◆ REQUIREMENT ◆
Look through the listing below and report how many lines contain "знаний", as a bare number.

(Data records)
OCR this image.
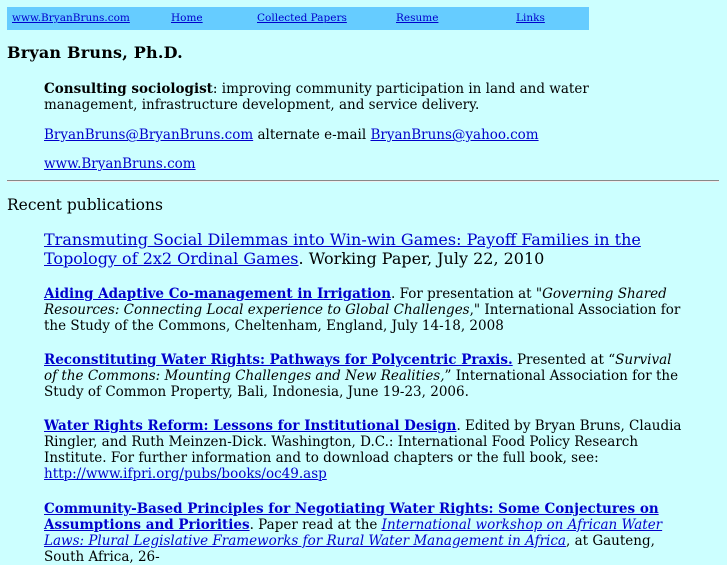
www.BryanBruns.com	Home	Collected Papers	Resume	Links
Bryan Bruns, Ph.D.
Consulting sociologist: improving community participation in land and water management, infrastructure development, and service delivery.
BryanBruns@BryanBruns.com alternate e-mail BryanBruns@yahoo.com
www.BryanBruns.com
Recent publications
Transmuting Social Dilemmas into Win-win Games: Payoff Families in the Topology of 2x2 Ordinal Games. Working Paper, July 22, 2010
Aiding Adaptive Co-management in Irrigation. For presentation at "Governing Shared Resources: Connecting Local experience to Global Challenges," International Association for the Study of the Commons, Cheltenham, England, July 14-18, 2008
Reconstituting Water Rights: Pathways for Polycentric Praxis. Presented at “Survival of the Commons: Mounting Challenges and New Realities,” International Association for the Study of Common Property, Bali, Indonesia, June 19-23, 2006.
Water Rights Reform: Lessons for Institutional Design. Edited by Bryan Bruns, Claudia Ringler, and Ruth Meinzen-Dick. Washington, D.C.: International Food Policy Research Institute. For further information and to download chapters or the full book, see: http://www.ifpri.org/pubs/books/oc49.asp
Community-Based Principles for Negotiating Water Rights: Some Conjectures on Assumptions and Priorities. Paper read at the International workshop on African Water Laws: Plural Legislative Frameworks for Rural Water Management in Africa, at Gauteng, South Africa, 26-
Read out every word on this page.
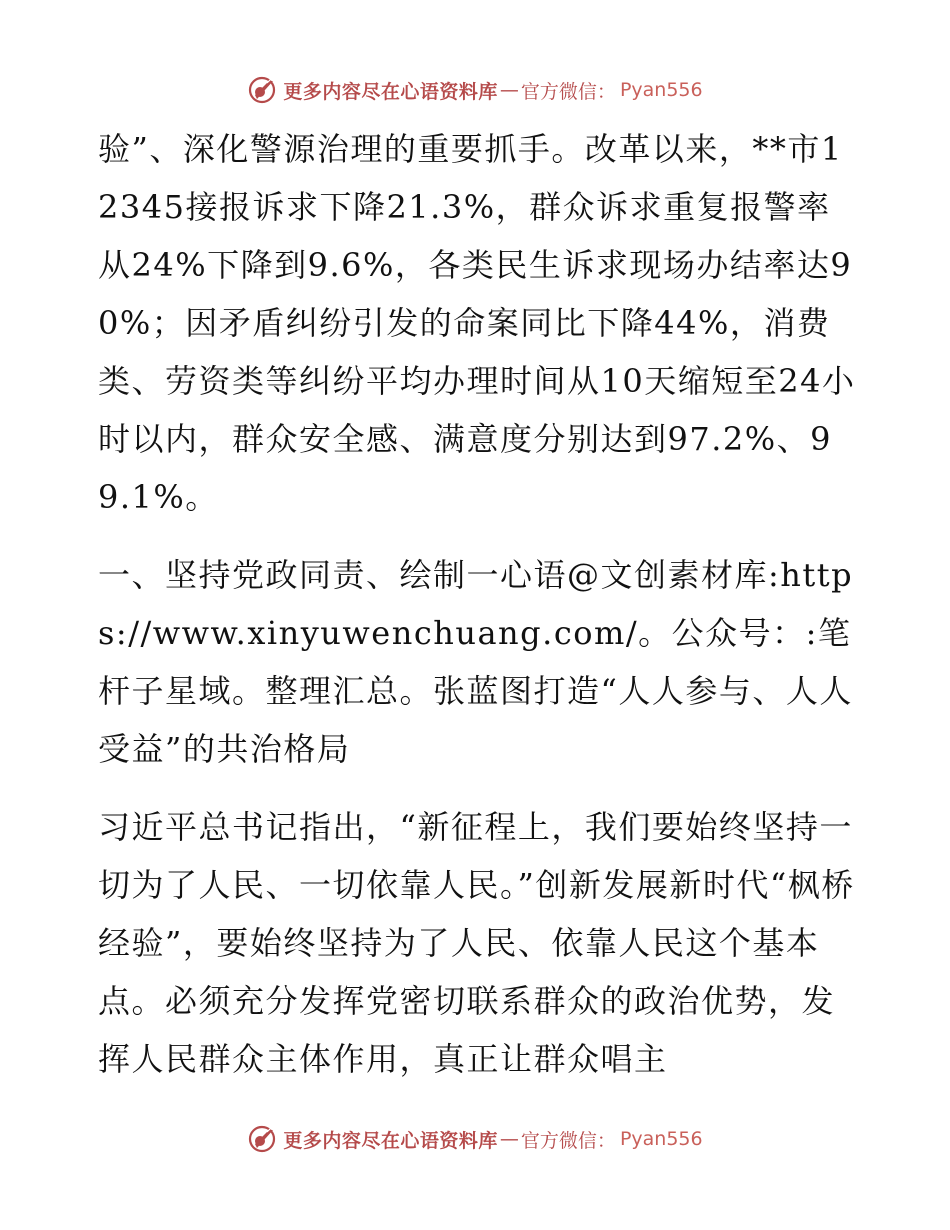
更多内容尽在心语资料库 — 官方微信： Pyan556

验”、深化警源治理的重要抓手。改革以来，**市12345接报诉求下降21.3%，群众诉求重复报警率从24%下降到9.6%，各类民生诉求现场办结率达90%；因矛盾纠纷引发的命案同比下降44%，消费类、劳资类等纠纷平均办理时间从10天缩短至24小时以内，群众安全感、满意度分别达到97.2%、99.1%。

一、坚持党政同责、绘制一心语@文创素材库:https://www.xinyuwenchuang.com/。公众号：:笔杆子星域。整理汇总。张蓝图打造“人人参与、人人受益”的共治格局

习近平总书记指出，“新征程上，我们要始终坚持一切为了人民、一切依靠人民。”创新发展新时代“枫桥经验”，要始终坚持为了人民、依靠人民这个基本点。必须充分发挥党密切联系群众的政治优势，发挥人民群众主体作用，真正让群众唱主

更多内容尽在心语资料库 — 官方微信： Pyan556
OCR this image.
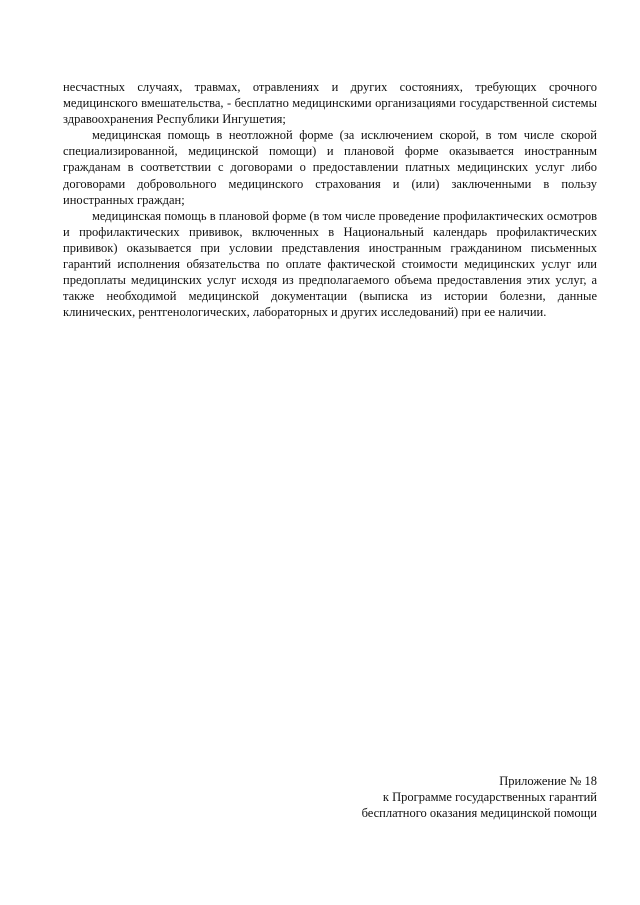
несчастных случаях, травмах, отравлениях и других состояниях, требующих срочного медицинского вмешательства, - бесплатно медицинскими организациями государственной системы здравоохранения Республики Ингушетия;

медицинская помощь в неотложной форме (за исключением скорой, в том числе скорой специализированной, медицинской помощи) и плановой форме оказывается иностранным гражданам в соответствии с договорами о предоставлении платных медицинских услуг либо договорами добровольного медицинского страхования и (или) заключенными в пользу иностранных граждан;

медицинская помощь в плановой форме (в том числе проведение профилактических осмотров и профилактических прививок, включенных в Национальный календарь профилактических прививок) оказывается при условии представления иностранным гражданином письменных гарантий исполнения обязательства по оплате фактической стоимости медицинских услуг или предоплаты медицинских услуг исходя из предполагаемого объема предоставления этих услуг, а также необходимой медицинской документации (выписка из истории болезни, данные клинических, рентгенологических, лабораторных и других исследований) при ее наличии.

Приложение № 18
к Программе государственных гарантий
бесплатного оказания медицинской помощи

...

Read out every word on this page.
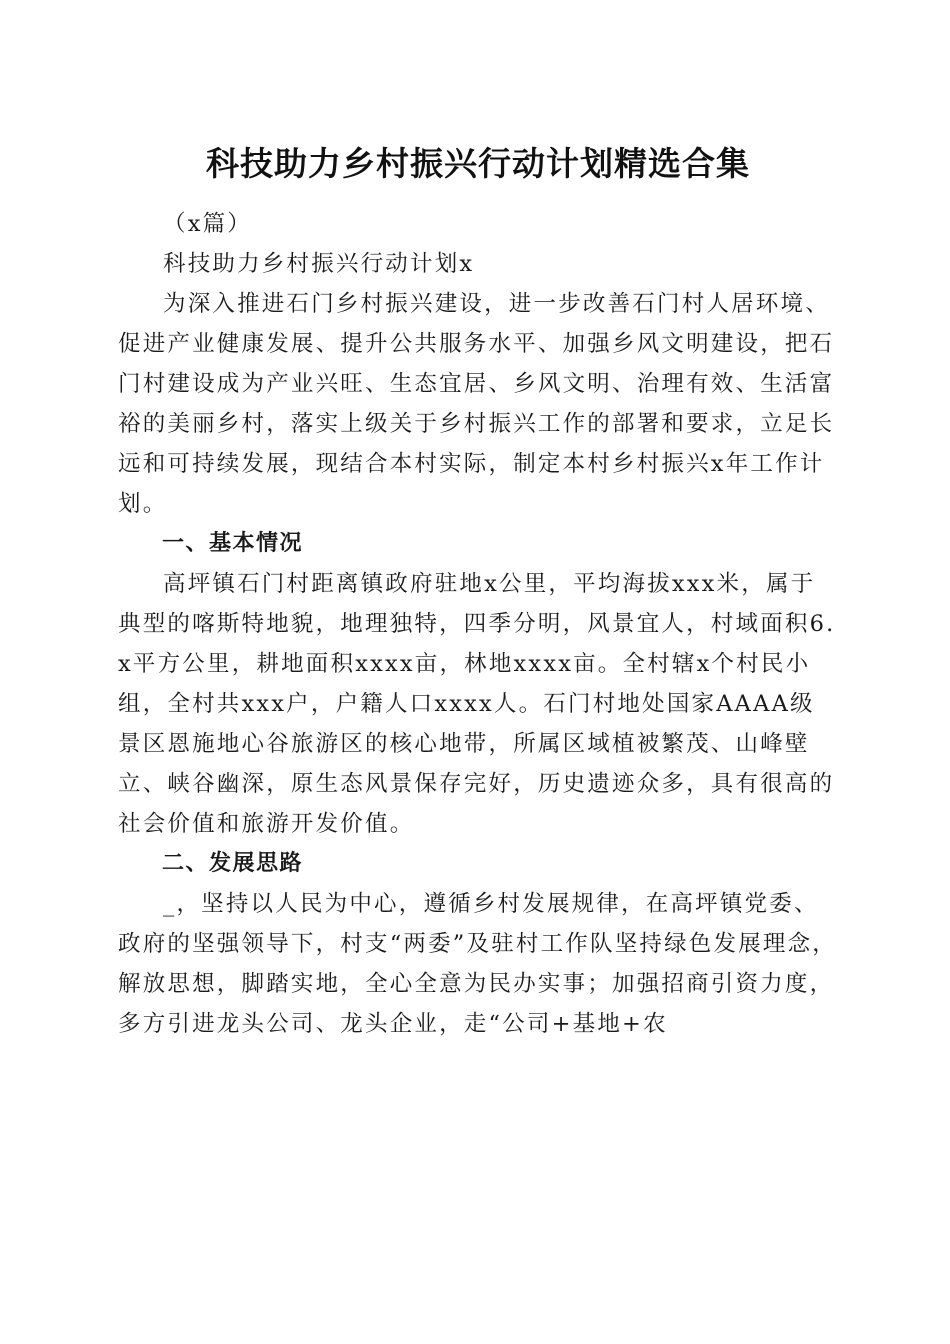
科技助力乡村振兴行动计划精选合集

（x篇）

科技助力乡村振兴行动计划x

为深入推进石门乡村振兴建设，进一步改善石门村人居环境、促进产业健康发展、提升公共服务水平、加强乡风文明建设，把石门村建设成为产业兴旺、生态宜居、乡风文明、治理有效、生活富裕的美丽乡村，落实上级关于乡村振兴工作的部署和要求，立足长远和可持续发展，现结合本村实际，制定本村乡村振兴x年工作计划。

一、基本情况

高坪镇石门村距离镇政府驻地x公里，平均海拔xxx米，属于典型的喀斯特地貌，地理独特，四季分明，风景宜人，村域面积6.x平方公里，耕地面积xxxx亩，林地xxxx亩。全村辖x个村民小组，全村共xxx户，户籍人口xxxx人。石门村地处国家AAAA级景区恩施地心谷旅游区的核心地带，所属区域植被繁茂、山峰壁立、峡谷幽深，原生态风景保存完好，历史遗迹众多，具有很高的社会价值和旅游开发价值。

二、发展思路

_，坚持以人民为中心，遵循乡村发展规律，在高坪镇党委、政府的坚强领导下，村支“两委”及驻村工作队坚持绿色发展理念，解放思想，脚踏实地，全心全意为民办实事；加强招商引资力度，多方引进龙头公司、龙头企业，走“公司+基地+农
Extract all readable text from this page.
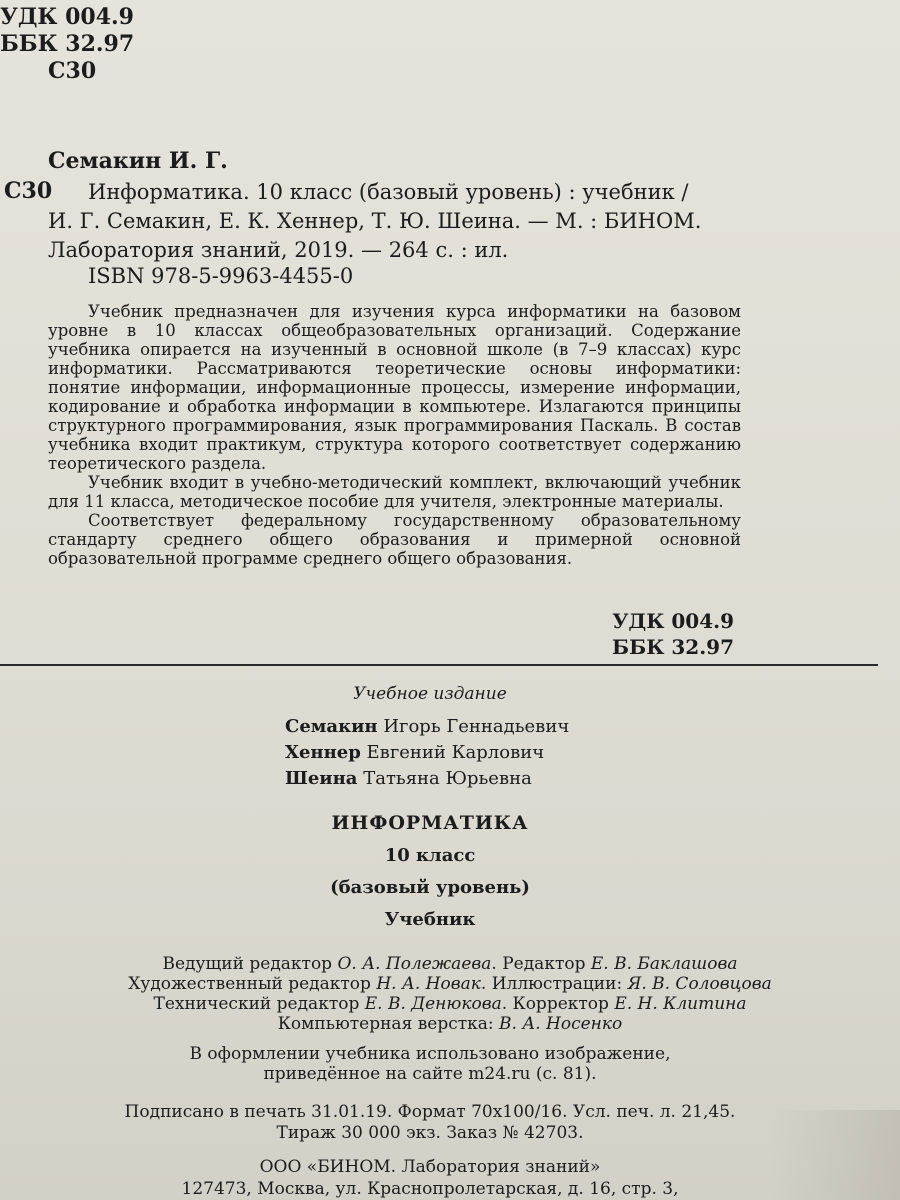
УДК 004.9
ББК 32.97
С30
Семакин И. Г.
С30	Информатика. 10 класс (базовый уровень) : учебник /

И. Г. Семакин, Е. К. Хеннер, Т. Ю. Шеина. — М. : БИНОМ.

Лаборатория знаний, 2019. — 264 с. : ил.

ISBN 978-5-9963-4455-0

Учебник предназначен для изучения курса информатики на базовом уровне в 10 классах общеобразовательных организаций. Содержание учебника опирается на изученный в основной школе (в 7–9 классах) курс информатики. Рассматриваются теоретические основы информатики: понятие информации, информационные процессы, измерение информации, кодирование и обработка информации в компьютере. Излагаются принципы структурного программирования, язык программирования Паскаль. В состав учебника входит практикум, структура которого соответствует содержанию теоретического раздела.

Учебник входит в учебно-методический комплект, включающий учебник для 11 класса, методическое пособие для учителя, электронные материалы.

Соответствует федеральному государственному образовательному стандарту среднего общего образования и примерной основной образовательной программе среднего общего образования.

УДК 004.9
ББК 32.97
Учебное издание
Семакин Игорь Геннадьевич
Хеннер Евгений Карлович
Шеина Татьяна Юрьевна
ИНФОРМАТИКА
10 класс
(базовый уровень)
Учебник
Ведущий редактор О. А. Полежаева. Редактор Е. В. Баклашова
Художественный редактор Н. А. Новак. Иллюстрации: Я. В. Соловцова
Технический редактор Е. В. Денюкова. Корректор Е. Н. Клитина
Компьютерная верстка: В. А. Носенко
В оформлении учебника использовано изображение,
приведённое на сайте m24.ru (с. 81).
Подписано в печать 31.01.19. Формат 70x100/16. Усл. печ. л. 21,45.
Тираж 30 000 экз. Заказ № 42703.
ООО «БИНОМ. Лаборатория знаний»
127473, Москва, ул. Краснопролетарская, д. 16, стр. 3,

==

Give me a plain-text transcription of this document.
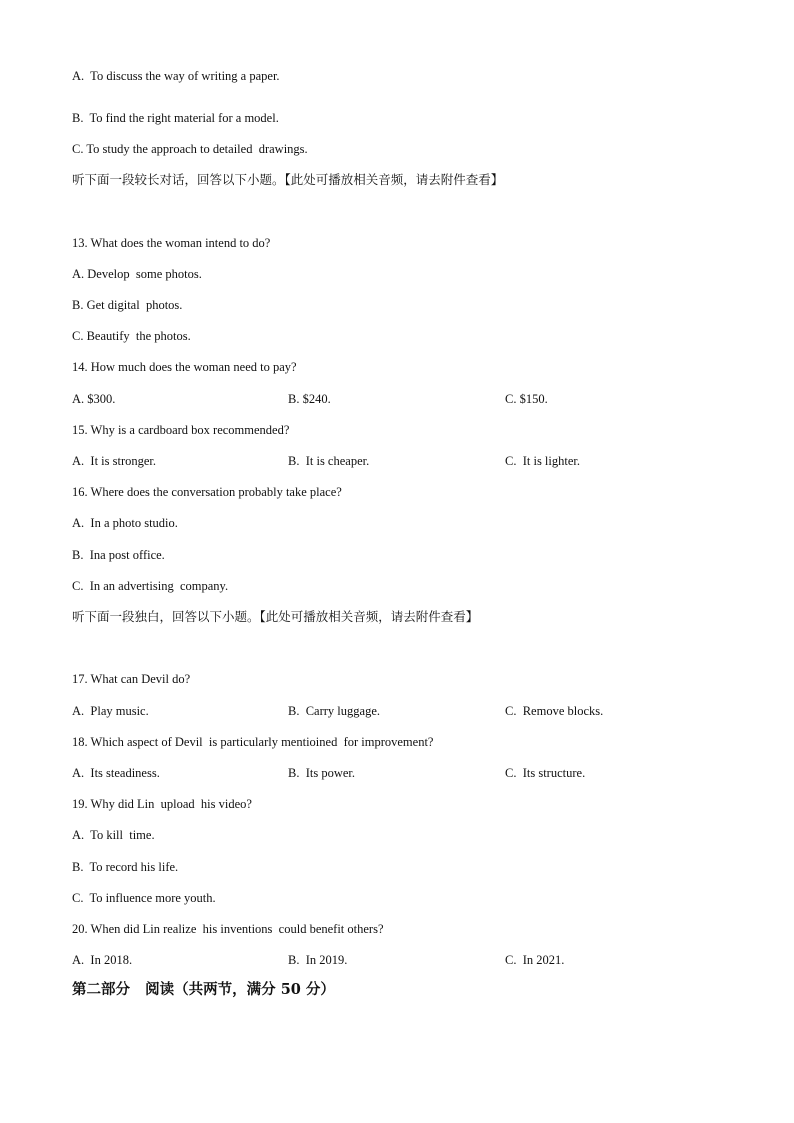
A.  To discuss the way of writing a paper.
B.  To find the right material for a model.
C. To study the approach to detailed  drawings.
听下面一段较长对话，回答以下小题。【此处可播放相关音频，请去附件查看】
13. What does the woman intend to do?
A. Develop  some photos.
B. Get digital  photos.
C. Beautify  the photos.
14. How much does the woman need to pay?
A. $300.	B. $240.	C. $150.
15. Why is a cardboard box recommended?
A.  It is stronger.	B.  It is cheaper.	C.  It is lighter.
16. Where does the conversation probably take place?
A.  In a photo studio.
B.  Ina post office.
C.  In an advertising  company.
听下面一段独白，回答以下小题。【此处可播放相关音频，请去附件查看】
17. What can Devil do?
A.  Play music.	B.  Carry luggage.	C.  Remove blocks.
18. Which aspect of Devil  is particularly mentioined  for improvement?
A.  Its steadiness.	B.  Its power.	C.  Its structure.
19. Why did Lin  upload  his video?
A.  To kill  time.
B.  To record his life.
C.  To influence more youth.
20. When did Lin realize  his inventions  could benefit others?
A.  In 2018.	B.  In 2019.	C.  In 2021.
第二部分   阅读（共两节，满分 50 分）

◆ IN RESPONSE ◆
2